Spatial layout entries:
◆ ◆ ◆ ◆

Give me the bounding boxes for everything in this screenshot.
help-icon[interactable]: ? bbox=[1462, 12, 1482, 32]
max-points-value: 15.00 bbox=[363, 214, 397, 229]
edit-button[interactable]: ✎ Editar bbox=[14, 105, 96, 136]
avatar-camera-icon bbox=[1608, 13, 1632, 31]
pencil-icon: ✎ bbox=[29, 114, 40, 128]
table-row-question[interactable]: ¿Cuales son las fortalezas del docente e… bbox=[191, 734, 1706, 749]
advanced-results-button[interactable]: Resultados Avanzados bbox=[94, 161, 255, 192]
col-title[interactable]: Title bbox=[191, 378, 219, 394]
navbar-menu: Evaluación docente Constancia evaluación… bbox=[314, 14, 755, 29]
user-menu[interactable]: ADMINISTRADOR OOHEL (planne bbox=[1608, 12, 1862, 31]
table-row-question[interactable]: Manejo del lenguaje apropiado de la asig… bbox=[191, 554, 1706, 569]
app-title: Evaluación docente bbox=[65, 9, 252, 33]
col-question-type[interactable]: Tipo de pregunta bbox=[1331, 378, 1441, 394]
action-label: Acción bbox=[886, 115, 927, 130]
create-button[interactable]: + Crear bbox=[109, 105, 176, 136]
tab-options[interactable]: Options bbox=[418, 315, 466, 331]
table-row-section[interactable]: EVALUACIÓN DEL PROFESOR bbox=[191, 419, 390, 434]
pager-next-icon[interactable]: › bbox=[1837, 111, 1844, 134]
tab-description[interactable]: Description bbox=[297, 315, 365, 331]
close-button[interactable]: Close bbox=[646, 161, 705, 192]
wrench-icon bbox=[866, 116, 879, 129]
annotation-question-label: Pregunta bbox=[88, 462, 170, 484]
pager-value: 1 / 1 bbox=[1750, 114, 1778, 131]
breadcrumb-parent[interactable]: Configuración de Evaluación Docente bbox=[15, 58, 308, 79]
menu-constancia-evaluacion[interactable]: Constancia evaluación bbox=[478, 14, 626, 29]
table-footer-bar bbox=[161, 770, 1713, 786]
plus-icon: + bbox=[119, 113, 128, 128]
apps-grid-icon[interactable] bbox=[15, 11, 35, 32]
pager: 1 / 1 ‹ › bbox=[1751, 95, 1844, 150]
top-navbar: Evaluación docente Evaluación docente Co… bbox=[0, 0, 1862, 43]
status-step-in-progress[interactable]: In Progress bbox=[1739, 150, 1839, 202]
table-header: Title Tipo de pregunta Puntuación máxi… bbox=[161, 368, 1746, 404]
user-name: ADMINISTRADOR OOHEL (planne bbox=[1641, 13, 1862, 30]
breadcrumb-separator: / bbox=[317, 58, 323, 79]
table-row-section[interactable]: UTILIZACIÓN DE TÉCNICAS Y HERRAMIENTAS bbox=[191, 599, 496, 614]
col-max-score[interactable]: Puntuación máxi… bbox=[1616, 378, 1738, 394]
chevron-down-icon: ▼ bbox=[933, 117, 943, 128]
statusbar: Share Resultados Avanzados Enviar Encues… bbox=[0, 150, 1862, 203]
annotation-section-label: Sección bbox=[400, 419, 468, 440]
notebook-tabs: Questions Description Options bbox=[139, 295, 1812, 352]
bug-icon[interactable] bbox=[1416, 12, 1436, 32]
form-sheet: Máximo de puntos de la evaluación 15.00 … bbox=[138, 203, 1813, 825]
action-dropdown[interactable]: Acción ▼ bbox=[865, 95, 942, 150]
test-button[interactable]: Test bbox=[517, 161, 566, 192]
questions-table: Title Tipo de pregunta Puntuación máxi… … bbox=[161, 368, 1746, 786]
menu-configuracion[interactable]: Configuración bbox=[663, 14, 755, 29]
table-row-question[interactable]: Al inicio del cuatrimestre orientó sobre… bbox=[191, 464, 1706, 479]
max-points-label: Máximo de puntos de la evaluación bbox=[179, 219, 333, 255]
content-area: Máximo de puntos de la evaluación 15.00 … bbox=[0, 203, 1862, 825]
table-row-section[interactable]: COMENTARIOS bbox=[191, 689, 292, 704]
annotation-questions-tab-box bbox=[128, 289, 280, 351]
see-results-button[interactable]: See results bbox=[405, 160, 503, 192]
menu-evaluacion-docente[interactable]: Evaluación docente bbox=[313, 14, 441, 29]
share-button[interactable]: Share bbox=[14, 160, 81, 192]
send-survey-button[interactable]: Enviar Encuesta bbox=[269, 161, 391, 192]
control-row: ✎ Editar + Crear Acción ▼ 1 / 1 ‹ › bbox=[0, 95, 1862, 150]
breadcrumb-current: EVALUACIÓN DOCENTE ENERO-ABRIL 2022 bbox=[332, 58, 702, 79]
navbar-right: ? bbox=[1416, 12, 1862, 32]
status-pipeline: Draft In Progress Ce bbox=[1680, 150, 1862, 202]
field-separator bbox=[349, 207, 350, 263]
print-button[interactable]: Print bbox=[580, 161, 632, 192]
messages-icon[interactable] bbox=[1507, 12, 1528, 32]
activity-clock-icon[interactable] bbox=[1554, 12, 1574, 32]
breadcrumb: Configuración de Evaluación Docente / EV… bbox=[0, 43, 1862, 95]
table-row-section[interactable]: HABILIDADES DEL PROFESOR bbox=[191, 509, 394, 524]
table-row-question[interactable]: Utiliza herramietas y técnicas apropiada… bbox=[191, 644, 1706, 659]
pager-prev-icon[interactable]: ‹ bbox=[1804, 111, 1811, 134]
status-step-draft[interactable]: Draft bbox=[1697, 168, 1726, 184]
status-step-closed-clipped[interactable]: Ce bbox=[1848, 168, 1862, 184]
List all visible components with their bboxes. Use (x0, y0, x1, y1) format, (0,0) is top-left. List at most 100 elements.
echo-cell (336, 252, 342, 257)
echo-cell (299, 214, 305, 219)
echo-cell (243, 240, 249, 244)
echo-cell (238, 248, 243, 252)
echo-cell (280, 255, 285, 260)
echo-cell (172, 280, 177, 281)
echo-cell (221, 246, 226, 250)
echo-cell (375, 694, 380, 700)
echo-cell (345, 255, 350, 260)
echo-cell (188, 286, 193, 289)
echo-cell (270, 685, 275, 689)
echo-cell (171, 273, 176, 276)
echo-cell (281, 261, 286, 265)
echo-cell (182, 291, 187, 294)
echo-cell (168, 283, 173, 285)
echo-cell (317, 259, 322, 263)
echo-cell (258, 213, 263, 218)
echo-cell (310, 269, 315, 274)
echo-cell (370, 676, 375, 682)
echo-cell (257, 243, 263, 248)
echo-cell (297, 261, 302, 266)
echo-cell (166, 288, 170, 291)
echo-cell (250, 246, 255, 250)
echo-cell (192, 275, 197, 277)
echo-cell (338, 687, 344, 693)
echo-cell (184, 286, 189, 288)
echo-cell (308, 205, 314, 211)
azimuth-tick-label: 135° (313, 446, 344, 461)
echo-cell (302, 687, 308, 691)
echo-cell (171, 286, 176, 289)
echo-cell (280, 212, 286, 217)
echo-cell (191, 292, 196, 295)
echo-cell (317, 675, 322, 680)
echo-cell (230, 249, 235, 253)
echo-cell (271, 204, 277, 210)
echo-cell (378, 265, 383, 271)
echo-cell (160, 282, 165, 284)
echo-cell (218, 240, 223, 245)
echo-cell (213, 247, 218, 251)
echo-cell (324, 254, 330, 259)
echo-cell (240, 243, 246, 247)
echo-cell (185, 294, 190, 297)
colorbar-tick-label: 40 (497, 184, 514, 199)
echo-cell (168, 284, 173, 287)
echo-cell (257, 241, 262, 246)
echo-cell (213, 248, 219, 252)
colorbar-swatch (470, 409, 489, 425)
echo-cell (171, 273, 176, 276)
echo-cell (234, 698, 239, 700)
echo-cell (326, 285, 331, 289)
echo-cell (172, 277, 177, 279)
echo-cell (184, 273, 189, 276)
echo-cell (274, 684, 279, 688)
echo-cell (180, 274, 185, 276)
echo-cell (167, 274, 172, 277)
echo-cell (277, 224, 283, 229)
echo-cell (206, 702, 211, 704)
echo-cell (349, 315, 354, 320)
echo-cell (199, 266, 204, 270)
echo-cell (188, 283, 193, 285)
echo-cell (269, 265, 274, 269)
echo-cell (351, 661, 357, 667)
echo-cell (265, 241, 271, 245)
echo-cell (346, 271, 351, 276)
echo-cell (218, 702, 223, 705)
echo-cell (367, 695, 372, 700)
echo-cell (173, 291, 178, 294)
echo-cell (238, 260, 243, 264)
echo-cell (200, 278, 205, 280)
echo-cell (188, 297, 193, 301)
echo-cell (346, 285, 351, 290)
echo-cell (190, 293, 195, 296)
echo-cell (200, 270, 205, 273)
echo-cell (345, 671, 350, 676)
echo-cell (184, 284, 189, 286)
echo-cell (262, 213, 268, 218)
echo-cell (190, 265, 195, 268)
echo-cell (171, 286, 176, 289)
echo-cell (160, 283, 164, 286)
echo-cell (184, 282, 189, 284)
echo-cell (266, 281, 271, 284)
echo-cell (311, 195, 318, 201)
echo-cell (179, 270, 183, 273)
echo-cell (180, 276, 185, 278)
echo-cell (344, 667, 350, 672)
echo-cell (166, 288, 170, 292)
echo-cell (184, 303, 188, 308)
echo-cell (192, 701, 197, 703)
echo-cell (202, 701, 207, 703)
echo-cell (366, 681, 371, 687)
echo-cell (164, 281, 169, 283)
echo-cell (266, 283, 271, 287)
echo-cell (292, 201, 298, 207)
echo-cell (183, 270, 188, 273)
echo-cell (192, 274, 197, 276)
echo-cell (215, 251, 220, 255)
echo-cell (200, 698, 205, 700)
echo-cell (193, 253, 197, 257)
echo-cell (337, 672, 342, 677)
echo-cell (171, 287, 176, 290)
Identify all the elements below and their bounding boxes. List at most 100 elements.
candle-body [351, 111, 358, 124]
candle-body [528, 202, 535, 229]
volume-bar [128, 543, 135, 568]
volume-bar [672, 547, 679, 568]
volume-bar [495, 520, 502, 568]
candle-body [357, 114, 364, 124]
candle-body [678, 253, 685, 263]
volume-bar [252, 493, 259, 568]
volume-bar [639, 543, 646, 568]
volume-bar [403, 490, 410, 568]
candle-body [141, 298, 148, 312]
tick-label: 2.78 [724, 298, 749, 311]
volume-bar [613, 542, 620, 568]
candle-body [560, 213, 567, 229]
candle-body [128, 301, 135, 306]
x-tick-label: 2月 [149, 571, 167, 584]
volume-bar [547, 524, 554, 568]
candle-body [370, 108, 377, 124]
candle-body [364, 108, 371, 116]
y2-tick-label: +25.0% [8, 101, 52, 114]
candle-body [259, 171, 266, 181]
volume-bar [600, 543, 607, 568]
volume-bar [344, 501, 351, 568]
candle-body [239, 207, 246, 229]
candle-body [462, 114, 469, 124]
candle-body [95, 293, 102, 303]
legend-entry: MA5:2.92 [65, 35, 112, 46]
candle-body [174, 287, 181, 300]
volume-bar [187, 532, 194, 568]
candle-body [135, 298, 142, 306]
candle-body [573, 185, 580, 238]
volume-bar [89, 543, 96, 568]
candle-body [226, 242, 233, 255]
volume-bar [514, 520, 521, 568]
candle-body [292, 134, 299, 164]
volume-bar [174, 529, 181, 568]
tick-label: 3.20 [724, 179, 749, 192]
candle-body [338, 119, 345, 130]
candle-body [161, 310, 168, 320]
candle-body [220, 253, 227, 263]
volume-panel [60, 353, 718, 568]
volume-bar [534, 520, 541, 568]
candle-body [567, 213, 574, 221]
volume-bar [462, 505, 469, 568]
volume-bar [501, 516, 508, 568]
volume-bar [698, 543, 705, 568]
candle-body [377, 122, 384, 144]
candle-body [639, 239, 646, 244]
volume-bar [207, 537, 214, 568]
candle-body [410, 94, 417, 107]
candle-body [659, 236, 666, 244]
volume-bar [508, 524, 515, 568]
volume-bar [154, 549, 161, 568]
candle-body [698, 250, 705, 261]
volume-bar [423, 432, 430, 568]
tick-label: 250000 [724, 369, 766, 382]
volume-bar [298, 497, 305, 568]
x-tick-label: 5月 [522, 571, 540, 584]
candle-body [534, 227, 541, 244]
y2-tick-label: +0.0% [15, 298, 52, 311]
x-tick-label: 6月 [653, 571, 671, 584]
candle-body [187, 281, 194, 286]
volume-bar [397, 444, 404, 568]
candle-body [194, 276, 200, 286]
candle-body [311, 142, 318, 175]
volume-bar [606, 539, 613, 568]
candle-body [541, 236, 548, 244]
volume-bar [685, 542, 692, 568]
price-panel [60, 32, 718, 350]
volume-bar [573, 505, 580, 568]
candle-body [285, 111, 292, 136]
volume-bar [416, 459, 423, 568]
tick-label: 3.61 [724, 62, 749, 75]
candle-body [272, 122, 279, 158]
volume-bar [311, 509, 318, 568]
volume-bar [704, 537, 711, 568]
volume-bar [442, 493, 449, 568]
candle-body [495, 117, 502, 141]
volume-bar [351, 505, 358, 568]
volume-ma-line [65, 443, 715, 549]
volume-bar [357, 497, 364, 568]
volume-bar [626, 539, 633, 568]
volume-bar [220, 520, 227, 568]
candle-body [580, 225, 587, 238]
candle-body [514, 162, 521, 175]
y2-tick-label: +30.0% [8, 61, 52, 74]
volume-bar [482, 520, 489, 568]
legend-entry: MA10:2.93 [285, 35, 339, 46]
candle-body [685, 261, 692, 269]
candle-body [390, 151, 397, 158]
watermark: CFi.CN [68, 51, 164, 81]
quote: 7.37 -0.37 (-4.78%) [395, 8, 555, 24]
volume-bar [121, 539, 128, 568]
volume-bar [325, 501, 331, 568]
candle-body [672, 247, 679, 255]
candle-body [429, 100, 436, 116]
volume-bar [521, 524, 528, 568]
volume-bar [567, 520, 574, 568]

◆ ◆ ◆ ◆

§ **SHORT PROBLEM**
Return the records unchanged, beginning with the first line and stopping after the line that contains "breadcrumb-separator: / bbox=[317, 58, 323, 79]".

§ **ANSWER TO THE EXERCISE**
Give me the bounding boxes for everything in this screenshot.
help-icon[interactable]: ? bbox=[1462, 12, 1482, 32]
max-points-value: 15.00 bbox=[363, 214, 397, 229]
edit-button[interactable]: ✎ Editar bbox=[14, 105, 96, 136]
avatar-camera-icon bbox=[1608, 13, 1632, 31]
pencil-icon: ✎ bbox=[29, 114, 40, 128]
table-row-question[interactable]: ¿Cuales son las fortalezas del docente e… bbox=[191, 734, 1706, 749]
advanced-results-button[interactable]: Resultados Avanzados bbox=[94, 161, 255, 192]
col-title[interactable]: Title bbox=[191, 378, 219, 394]
navbar-menu: Evaluación docente Constancia evaluación… bbox=[314, 14, 755, 29]
user-menu[interactable]: ADMINISTRADOR OOHEL (planne bbox=[1608, 12, 1862, 31]
table-row-question[interactable]: Manejo del lenguaje apropiado de la asig… bbox=[191, 554, 1706, 569]
app-title: Evaluación docente bbox=[65, 9, 252, 33]
col-question-type[interactable]: Tipo de pregunta bbox=[1331, 378, 1441, 394]
action-label: Acción bbox=[886, 115, 927, 130]
create-button[interactable]: + Crear bbox=[109, 105, 176, 136]
tab-options[interactable]: Options bbox=[418, 315, 466, 331]
table-row-section[interactable]: EVALUACIÓN DEL PROFESOR bbox=[191, 419, 390, 434]
pager-next-icon[interactable]: › bbox=[1837, 111, 1844, 134]
tab-description[interactable]: Description bbox=[297, 315, 365, 331]
close-button[interactable]: Close bbox=[646, 161, 705, 192]
wrench-icon bbox=[866, 116, 879, 129]
annotation-question-label: Pregunta bbox=[88, 462, 170, 484]
pager-value: 1 / 1 bbox=[1750, 114, 1778, 131]
breadcrumb-parent[interactable]: Configuración de Evaluación Docente bbox=[15, 58, 308, 79]
menu-constancia-evaluacion[interactable]: Constancia evaluación bbox=[478, 14, 626, 29]
table-footer-bar bbox=[161, 770, 1713, 786]
plus-icon: + bbox=[119, 113, 128, 128]
apps-grid-icon[interactable] bbox=[15, 11, 35, 32]
pager: 1 / 1 ‹ › bbox=[1751, 95, 1844, 150]
top-navbar: Evaluación docente Evaluación docente Co… bbox=[0, 0, 1862, 43]
status-step-in-progress[interactable]: In Progress bbox=[1739, 150, 1839, 202]
table-header: Title Tipo de pregunta Puntuación máxi… bbox=[161, 368, 1746, 404]
user-name: ADMINISTRADOR OOHEL (planne bbox=[1641, 13, 1862, 30]
breadcrumb-separator: / bbox=[317, 58, 323, 79]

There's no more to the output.